What is being asked :: Tally all lines containing the word "subtitle". Give the number alone.

>> begin

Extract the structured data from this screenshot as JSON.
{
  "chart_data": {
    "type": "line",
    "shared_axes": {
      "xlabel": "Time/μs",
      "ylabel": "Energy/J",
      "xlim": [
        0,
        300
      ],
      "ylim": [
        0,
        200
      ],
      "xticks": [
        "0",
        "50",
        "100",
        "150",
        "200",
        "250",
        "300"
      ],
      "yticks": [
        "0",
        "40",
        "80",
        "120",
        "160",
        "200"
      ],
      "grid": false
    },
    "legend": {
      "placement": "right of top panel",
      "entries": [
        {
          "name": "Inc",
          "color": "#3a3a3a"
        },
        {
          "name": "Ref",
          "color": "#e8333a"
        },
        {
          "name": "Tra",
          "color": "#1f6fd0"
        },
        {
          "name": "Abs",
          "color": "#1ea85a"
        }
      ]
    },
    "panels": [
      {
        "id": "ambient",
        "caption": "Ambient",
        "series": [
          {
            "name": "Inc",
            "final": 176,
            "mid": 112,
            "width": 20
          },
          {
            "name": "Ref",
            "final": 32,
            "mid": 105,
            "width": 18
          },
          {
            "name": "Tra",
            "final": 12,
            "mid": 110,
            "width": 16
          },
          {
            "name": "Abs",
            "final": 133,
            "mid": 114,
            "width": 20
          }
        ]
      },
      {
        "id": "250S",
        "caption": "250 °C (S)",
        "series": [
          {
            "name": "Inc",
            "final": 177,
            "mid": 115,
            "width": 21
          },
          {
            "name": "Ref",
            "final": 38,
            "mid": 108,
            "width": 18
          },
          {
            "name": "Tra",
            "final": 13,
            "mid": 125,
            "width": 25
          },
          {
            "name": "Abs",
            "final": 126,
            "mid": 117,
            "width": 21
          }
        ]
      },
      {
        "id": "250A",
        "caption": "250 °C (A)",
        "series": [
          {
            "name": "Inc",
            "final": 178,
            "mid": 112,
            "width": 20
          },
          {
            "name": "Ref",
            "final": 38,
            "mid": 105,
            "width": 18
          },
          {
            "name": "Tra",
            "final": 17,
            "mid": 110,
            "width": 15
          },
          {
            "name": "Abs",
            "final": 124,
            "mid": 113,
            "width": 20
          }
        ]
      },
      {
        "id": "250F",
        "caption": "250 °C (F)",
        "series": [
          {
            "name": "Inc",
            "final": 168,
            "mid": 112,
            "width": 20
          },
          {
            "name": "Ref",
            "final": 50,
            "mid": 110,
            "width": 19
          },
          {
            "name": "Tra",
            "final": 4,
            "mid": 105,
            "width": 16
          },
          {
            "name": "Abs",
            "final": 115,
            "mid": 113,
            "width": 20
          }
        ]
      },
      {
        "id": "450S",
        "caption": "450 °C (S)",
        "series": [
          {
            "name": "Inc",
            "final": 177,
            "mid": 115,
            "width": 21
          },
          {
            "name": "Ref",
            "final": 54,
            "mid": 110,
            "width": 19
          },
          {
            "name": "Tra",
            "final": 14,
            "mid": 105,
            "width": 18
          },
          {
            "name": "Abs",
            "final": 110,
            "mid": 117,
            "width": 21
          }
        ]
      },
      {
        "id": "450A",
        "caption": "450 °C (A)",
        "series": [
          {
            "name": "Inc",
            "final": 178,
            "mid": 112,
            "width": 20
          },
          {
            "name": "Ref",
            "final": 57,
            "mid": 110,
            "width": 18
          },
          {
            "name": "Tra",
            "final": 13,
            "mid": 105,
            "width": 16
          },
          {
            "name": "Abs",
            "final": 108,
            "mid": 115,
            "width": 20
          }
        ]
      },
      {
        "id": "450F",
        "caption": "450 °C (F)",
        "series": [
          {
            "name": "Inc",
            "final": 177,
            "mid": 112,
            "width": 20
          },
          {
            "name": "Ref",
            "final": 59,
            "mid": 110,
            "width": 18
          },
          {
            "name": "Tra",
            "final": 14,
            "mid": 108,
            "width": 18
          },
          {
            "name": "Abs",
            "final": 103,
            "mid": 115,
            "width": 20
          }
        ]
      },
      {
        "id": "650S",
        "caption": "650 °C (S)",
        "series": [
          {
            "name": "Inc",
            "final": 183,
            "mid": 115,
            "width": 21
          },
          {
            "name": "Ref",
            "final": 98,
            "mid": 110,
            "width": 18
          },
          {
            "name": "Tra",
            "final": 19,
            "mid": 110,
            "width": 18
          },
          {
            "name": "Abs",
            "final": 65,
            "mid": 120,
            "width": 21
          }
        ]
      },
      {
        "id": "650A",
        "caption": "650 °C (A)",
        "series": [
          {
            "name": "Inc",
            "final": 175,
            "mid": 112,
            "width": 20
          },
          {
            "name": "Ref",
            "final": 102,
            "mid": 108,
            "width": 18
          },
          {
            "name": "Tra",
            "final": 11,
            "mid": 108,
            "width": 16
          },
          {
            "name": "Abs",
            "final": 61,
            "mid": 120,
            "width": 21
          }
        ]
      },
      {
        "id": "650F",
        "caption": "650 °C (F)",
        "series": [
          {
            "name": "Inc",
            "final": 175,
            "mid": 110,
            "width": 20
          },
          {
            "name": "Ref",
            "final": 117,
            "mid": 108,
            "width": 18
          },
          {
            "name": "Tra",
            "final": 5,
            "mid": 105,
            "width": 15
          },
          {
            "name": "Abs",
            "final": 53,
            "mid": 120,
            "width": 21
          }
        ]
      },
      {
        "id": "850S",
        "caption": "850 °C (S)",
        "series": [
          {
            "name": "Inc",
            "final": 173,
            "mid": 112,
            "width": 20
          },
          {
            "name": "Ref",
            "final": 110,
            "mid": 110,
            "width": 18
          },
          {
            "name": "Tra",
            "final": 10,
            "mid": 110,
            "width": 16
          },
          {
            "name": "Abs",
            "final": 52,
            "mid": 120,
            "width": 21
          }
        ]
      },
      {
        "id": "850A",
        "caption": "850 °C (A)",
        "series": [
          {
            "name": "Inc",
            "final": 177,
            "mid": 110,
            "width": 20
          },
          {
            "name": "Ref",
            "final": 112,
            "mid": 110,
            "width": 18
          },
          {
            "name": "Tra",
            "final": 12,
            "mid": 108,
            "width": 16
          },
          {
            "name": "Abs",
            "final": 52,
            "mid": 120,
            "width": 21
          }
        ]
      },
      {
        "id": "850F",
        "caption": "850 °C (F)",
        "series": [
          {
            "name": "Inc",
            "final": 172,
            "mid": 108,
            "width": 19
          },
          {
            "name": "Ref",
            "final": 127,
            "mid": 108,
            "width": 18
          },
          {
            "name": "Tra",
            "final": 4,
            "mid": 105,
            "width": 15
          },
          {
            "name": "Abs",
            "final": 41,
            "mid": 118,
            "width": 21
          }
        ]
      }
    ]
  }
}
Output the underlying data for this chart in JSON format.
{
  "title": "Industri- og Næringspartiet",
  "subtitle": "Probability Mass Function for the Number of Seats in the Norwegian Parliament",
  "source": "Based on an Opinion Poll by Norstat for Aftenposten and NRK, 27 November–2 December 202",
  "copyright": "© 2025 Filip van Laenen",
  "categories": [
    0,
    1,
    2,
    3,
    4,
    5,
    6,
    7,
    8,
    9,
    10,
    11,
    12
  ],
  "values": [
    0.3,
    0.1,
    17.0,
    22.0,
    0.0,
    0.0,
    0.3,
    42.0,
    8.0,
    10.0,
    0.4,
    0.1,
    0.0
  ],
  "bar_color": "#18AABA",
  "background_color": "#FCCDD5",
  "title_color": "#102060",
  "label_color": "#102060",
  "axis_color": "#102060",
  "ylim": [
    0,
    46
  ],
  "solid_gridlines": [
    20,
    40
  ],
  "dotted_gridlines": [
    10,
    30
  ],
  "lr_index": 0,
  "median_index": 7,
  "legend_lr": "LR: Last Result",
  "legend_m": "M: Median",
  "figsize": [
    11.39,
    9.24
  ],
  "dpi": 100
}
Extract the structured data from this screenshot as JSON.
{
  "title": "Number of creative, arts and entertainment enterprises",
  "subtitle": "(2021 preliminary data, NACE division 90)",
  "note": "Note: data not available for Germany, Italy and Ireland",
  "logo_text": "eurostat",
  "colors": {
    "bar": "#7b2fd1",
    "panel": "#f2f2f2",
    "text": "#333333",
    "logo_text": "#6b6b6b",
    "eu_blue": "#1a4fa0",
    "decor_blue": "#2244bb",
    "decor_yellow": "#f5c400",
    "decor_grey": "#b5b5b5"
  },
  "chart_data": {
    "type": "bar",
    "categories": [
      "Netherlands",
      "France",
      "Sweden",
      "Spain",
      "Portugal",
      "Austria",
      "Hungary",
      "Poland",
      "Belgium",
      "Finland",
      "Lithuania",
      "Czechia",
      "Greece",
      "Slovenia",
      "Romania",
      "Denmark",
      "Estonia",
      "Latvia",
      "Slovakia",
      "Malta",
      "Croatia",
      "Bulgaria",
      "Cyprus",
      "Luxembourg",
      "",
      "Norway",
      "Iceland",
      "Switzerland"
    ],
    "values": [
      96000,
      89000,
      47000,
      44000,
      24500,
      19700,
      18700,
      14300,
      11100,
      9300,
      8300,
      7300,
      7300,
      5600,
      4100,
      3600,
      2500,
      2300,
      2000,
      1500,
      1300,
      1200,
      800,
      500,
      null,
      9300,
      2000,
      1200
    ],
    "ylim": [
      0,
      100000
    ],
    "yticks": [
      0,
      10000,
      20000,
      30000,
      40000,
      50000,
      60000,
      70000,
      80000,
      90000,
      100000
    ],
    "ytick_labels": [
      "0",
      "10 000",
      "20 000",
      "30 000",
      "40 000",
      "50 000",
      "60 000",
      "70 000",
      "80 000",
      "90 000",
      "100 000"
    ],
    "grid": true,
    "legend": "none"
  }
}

>> end

Worked solution :: 2